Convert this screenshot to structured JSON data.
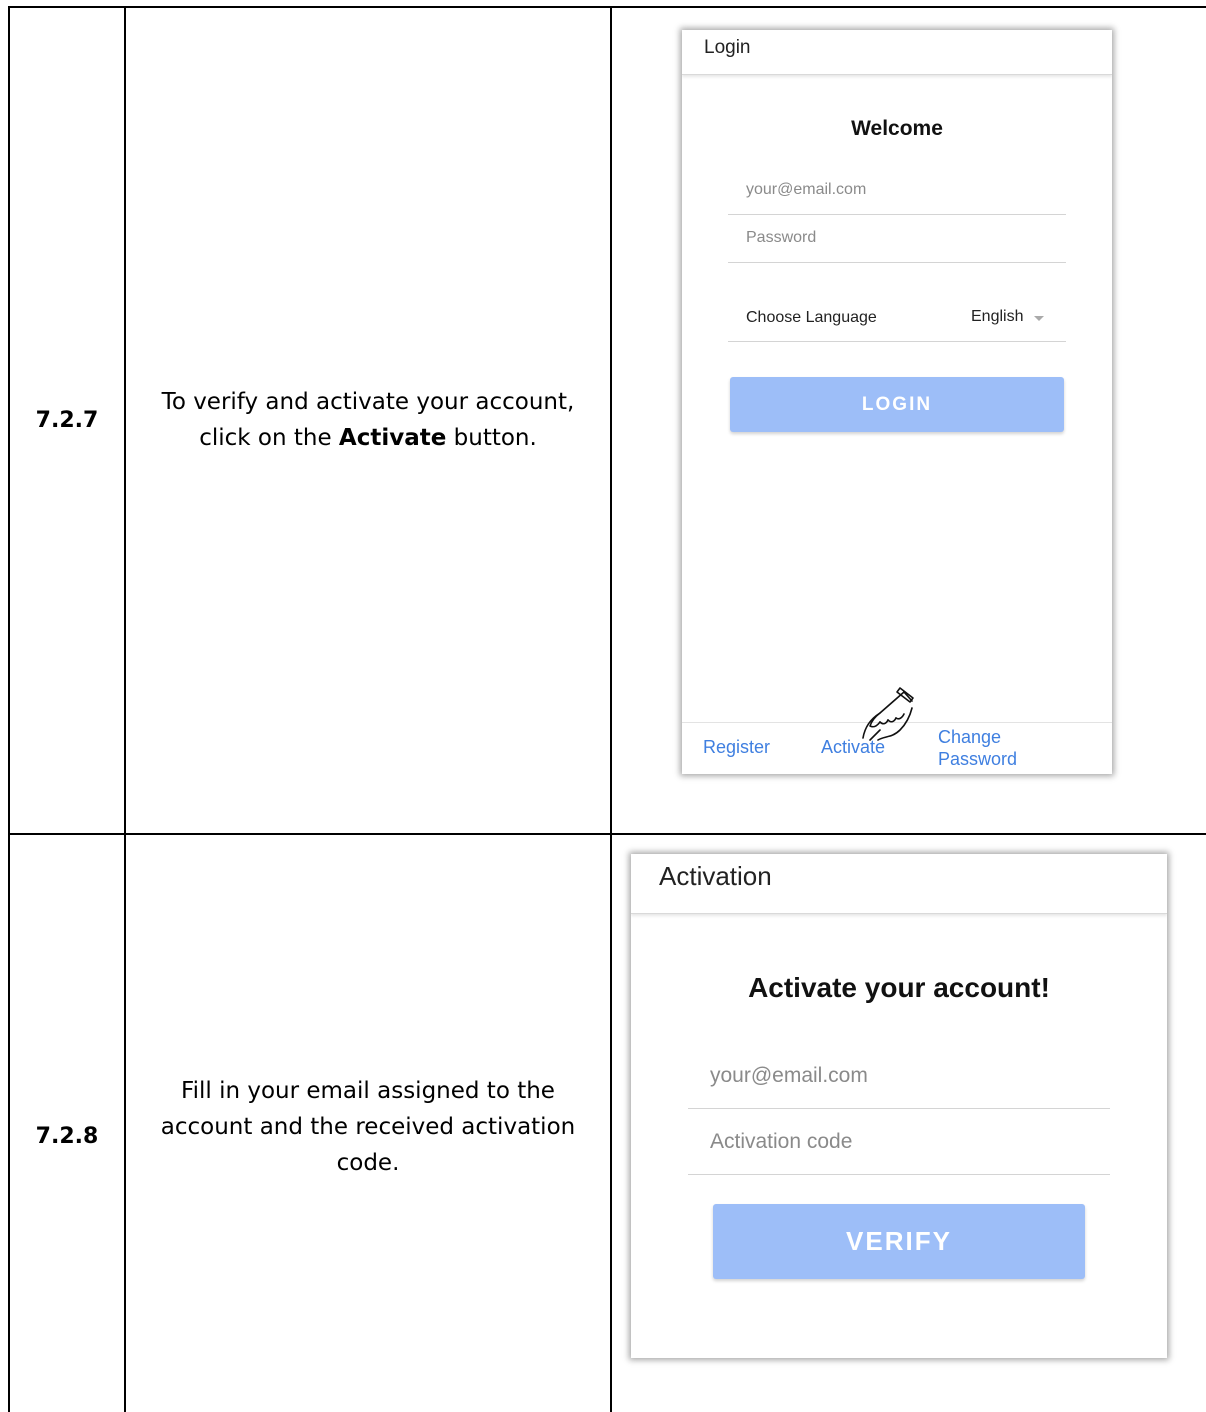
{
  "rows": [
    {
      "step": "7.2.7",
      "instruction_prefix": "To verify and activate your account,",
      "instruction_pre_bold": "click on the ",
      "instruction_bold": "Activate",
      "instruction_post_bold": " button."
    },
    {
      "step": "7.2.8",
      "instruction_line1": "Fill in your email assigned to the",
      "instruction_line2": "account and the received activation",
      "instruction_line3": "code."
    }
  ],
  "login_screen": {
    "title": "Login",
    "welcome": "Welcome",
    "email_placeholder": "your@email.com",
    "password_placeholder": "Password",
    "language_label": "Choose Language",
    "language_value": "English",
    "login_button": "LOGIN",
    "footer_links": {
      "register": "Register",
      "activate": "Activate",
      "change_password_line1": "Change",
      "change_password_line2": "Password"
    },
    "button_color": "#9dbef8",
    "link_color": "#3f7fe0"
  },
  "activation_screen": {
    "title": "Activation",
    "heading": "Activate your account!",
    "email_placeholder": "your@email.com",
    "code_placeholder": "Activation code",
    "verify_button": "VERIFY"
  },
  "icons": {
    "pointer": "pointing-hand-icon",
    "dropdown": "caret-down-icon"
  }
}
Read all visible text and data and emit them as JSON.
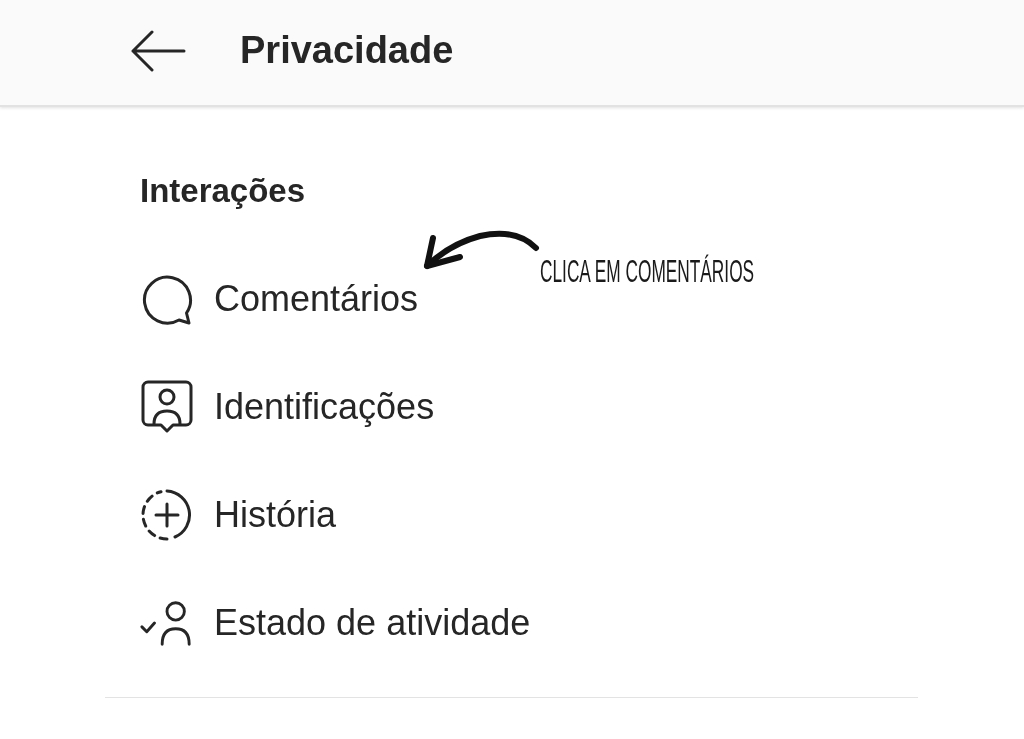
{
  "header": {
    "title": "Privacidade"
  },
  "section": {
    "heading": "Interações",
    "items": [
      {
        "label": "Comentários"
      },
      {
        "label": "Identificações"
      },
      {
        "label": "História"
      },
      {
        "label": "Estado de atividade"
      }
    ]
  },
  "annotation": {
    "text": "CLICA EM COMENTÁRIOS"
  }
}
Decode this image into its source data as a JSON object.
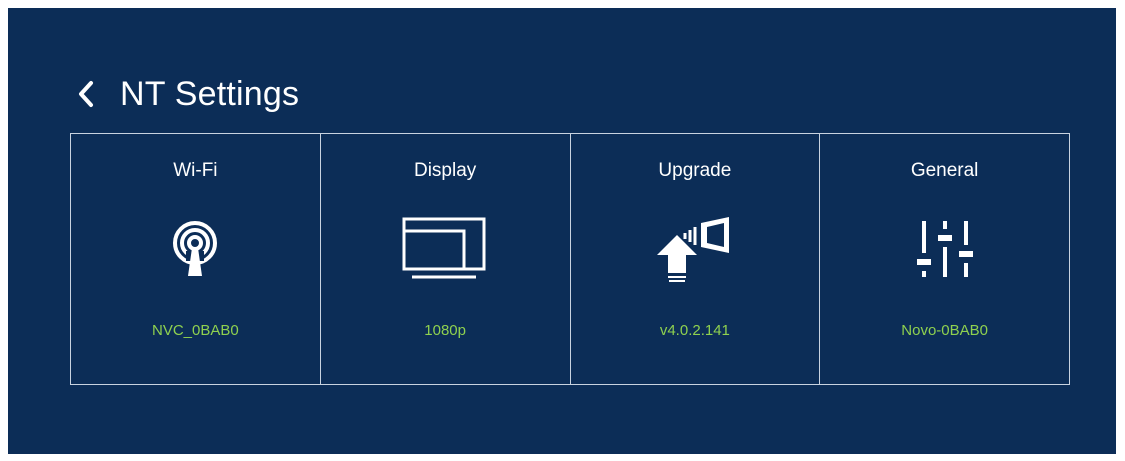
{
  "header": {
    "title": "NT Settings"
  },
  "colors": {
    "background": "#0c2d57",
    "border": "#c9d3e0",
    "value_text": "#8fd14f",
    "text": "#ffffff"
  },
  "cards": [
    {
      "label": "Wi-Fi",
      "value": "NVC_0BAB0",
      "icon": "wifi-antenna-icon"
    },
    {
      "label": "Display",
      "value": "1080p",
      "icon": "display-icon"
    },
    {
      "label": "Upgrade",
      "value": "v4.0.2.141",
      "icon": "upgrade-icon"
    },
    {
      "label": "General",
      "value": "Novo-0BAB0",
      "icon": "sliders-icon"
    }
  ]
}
──────
What the task requires: Collect each line holding the string "account".

Correct response:
      "instruction_prefix": "To verify and activate your account,",
      "instruction_line2": "account and the received activation",
    "heading": "Activate your account!",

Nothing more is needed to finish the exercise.